Source material:
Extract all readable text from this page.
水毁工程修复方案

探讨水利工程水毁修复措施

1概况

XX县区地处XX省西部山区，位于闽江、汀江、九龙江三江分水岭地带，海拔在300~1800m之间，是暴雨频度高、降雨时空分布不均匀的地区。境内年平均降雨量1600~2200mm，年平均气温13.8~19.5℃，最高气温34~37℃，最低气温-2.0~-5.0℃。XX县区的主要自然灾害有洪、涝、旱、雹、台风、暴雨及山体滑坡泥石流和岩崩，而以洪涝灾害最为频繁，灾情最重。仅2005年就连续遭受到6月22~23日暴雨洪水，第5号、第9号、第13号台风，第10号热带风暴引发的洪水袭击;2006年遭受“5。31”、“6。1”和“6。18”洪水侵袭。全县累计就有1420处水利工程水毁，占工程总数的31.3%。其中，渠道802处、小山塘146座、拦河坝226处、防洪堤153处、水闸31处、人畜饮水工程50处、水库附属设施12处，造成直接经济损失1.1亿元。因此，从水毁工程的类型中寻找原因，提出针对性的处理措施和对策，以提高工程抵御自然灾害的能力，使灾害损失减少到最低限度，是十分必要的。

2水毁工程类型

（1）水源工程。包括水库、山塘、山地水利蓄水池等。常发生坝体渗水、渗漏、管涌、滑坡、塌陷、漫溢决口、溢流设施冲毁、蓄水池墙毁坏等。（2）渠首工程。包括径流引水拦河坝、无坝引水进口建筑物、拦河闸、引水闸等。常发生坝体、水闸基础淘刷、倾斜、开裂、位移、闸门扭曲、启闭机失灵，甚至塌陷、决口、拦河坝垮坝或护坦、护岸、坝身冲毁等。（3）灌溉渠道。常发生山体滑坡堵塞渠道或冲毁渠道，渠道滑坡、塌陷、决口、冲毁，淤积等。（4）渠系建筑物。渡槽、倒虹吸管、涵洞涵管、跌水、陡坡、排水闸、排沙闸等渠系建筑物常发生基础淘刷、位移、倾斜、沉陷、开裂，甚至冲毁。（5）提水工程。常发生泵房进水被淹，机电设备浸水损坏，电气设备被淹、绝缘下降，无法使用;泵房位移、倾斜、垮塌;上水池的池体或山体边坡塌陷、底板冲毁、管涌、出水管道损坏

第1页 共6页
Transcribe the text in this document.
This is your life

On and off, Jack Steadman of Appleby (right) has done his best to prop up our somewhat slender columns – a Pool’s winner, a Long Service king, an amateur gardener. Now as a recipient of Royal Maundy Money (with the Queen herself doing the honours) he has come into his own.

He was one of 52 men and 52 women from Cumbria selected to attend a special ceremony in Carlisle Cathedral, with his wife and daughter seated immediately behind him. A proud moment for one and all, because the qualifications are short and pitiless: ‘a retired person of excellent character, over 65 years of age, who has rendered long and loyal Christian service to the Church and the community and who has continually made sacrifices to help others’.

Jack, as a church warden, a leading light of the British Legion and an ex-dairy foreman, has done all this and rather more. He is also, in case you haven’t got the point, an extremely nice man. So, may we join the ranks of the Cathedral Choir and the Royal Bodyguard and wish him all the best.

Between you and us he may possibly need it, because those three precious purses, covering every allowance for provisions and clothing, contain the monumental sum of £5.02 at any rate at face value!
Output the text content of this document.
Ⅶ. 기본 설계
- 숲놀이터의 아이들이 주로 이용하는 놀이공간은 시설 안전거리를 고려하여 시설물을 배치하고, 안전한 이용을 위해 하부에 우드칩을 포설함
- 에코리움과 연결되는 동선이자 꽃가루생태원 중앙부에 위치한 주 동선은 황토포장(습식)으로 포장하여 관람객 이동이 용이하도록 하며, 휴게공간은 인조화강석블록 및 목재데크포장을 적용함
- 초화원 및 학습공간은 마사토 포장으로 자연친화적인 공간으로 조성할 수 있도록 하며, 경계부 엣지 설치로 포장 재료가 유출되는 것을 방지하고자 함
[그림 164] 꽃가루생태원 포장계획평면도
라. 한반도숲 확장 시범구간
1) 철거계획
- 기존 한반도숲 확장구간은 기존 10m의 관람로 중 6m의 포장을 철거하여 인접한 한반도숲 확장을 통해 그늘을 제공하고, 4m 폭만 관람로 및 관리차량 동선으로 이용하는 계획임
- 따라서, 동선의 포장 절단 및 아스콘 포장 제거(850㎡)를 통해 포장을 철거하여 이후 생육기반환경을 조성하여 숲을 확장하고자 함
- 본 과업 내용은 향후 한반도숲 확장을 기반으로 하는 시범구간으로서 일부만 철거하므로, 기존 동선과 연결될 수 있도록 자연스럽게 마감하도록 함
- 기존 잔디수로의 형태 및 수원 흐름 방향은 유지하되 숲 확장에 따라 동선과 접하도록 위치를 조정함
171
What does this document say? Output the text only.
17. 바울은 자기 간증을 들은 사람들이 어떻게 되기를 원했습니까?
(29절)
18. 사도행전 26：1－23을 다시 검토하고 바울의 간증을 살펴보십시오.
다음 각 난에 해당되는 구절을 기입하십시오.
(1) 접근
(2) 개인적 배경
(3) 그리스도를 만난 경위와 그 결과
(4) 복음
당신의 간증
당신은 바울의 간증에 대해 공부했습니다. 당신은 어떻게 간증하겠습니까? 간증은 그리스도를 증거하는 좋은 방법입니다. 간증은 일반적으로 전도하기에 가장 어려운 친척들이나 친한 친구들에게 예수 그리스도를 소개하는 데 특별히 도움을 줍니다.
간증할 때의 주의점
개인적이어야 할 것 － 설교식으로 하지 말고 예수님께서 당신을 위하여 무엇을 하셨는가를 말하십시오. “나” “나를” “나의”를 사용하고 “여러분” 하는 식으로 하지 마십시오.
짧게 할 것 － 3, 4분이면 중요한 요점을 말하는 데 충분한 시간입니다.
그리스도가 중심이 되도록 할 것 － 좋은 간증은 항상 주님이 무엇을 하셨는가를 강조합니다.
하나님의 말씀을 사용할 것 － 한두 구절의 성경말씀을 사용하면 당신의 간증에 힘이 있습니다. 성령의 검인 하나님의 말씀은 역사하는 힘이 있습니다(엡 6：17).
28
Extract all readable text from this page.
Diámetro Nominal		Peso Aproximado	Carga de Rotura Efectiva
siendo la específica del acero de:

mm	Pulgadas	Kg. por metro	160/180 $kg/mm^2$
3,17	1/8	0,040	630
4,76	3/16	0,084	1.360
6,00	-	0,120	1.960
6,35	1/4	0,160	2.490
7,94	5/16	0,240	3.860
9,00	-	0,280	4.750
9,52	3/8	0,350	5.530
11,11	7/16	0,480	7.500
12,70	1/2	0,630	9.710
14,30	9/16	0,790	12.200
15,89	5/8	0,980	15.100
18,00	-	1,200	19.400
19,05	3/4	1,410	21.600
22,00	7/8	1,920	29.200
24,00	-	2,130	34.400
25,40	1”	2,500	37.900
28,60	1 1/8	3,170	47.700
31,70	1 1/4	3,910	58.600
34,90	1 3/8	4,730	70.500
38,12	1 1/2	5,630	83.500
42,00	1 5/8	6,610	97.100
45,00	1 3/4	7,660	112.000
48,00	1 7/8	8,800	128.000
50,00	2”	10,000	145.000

Request:
Gather all the lines that include the word "document" and copy them out.

Solution for this exercise:
Transcribe the text in this document.
Output the text content of this document.
What does this document say? Output the text only.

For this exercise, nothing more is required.